# Notebook to scrape mushroomexpert.com for mushroom catalog

In [None]:
import requests
import numpy as np
import pandas as pd
from bs4 import BeautifulSoup
from time import sleep
from random import randint

# Scrape site to get links to each mushroom catalog post

In [None]:
root = 'https://www.mushroomexpert.com/'

In [None]:
r = requests.get(root)

In [None]:
soup = BeautifulSoup(r.text,'html.parser')

In [None]:
result = soup.find_all("table",width="600")

In [None]:
all_dfs = []

In [None]:
for i in result:
  dfs_to_concat = []
  cols = i.find_all("td")
  for i in cols:
    a = i.find_all("a", href=True)
    col_links = []
    for l in a:
      col_links.append([l['href'],l.get_text()])

» **RECORD EXTRACTS**
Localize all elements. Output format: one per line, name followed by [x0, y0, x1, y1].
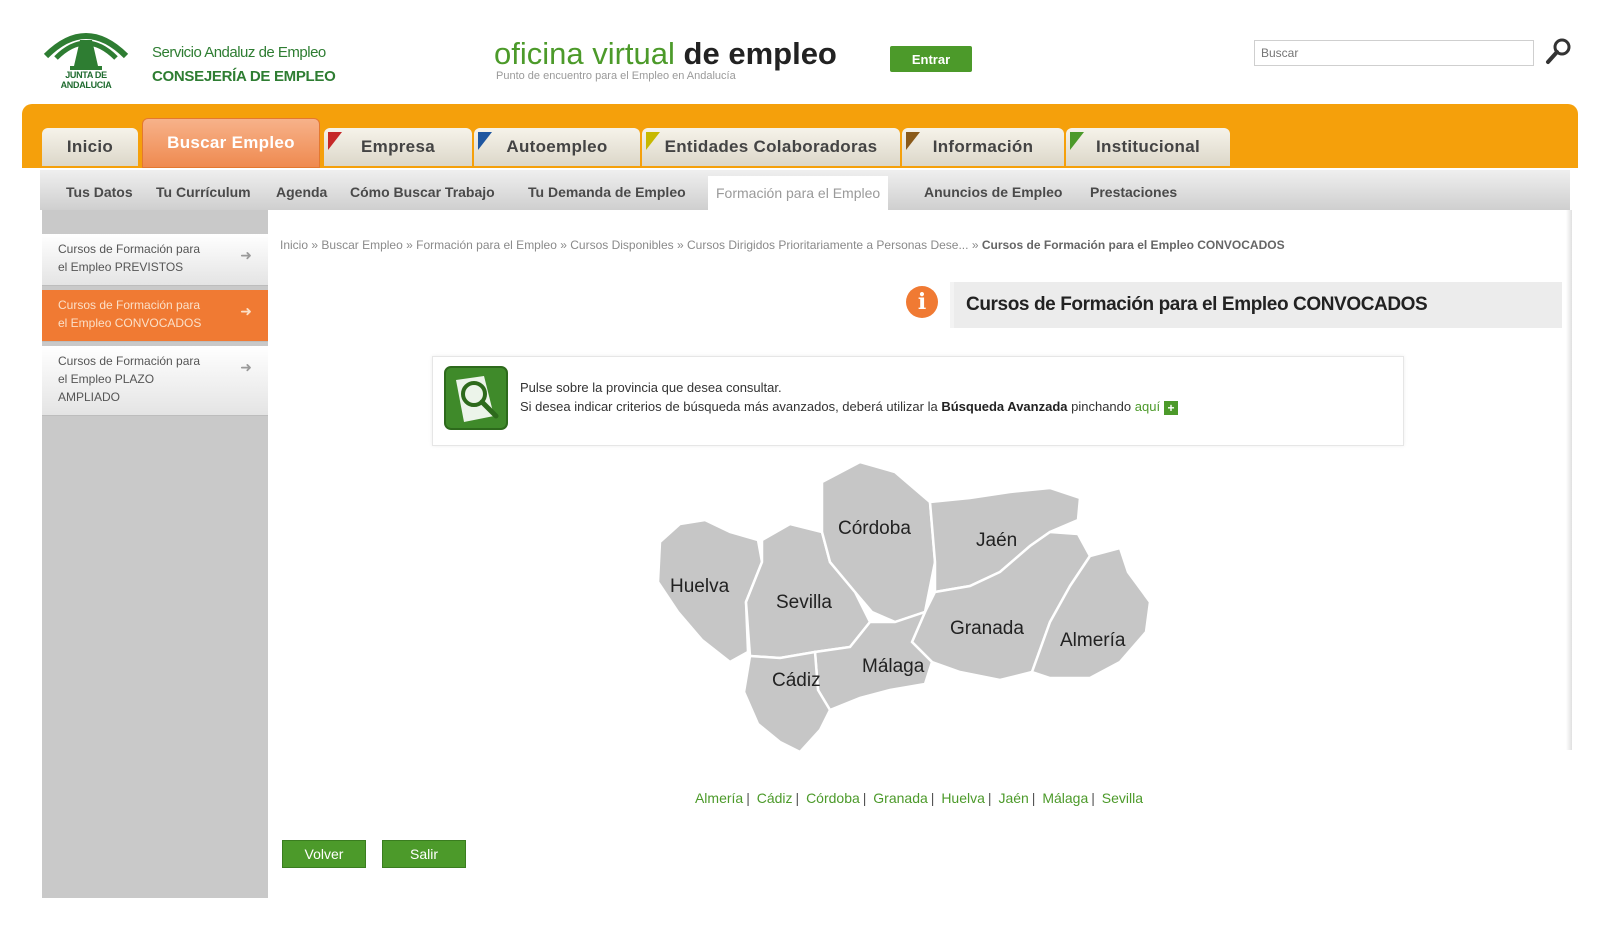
--
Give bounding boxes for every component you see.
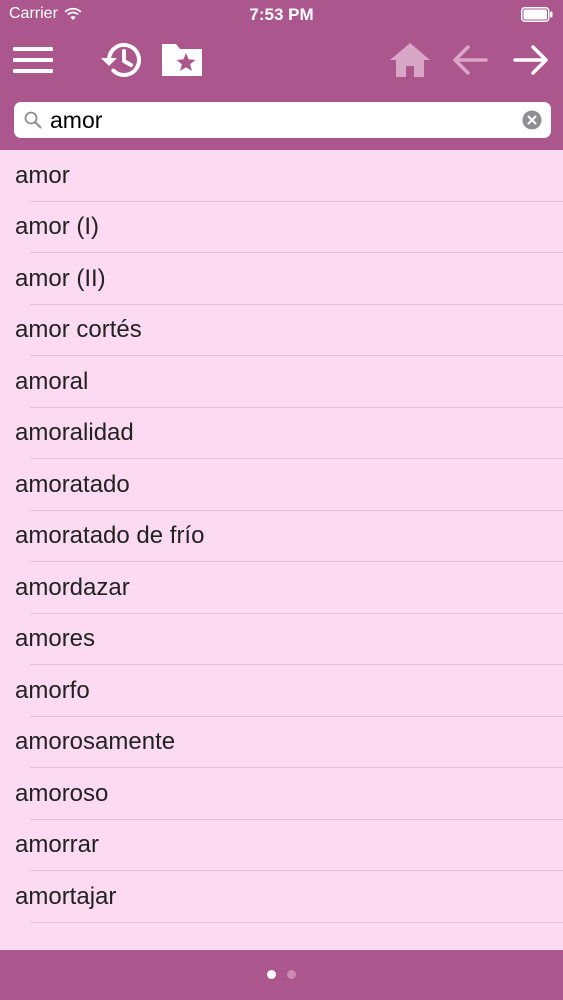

» **TO BE DONE**
Can you reproduce everything in the mushroom scraping notebook from "# Scrape site" down to "soup = BeautifulSoup(r.text,'html.parser')"? The listing is separate material and has nothing to do with the mushroom scraping notebook.

» **ANSWER TO THE PROBLEM**
# Scrape site to get links to each mushroom catalog post

In [None]:
root = 'https://www.mushroomexpert.com/'

In [None]:
r = requests.get(root)

In [None]:
soup = BeautifulSoup(r.text,'html.parser')